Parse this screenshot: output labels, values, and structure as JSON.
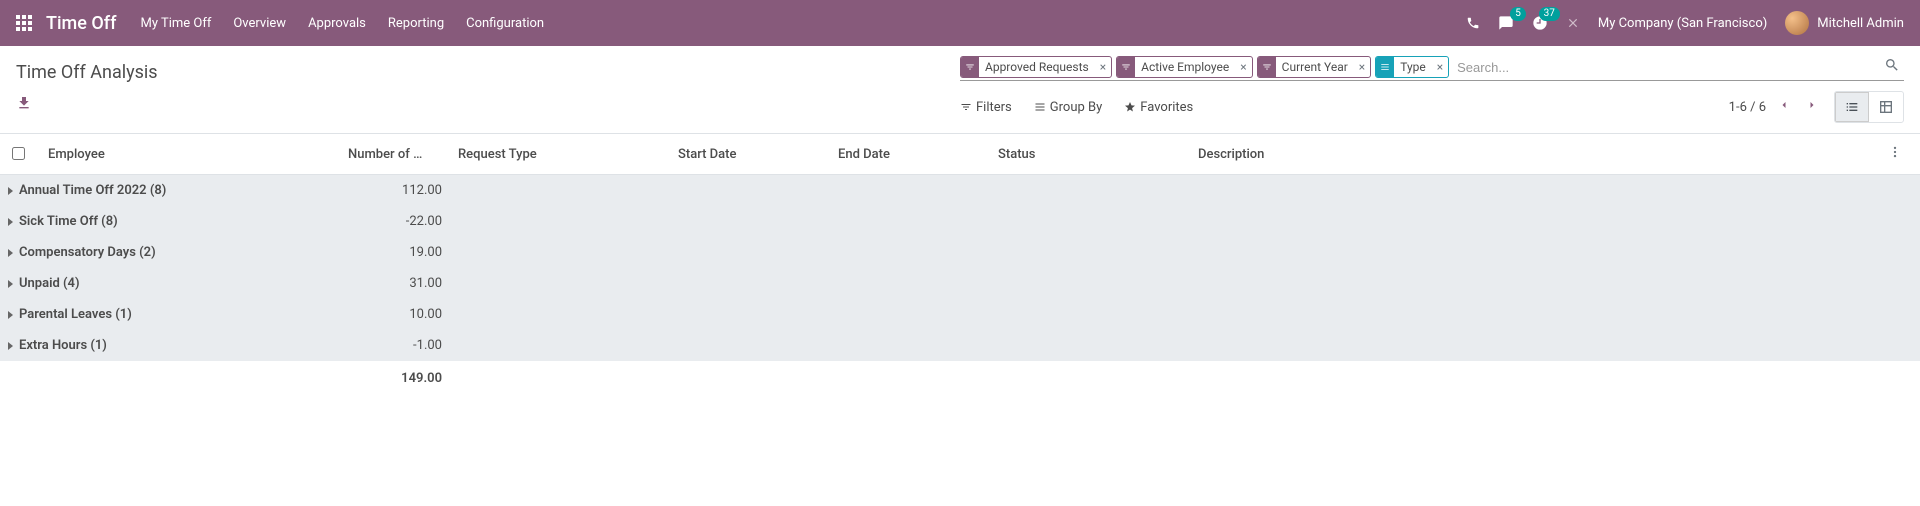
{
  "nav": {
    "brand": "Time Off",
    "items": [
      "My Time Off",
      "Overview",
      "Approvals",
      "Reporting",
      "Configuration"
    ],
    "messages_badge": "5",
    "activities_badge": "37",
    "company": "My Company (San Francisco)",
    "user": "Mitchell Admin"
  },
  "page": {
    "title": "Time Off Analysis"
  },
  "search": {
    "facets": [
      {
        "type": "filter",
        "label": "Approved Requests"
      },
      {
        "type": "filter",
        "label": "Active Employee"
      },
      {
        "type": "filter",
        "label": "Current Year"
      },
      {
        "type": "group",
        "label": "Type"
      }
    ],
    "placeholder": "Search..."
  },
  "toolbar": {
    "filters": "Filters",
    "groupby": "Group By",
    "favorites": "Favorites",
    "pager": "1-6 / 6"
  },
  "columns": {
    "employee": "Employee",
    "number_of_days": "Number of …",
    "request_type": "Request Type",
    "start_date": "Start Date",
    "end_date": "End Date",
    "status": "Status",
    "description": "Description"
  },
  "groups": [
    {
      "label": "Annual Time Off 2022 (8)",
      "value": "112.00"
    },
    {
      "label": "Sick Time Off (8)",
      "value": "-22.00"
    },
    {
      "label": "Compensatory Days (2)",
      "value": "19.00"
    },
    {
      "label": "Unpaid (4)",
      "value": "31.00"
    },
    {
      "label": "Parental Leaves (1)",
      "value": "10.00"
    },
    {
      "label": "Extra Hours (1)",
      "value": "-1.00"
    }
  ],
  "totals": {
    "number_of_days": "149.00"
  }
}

____________________

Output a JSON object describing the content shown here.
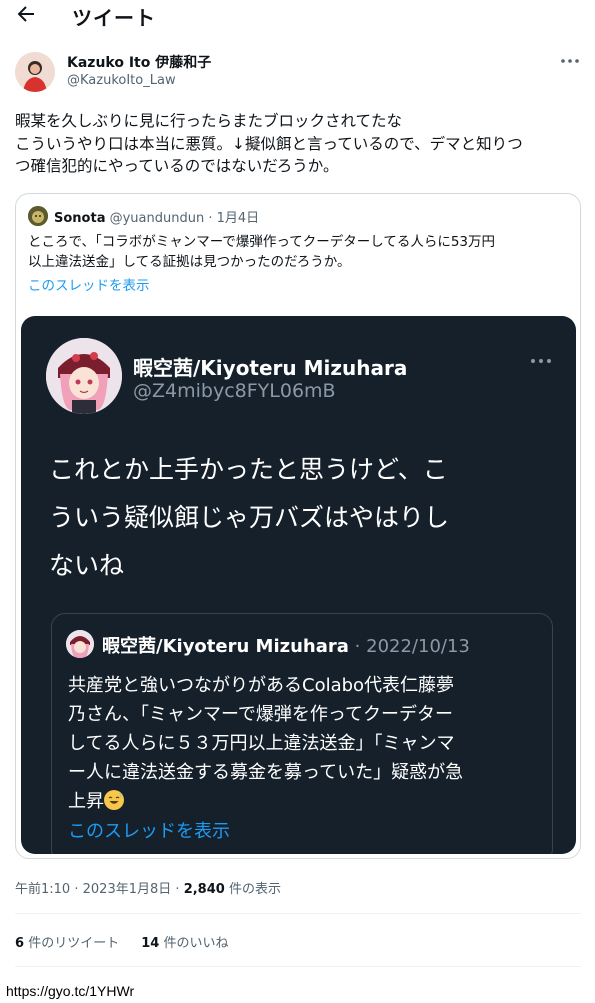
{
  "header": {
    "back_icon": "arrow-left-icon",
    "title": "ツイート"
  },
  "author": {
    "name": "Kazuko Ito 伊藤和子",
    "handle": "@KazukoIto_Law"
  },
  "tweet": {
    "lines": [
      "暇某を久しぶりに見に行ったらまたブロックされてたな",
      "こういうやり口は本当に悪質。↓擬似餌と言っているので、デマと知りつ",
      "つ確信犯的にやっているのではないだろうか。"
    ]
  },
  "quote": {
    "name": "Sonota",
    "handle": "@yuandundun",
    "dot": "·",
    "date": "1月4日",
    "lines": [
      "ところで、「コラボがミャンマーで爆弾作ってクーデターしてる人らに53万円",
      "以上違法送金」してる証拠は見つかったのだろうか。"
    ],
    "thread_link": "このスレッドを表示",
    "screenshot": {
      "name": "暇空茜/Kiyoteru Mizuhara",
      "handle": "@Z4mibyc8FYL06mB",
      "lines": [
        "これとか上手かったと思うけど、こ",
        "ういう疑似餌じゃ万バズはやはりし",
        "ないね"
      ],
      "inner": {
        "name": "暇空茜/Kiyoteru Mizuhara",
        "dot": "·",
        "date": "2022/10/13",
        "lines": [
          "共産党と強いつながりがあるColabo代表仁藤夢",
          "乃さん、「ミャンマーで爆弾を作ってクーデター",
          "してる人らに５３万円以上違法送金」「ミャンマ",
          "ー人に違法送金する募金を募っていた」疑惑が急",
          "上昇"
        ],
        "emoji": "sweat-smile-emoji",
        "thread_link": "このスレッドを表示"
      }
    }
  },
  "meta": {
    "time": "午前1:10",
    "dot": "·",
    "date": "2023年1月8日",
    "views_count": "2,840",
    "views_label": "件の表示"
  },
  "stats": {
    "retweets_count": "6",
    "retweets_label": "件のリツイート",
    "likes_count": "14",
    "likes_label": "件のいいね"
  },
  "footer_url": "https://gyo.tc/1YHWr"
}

____________________

> **Aim**
Using the material above, report each line where "Mizuhara" occurs.

> **Full answer**
      "name": "暇空茜/Kiyoteru Mizuhara",
        "name": "暇空茜/Kiyoteru Mizuhara",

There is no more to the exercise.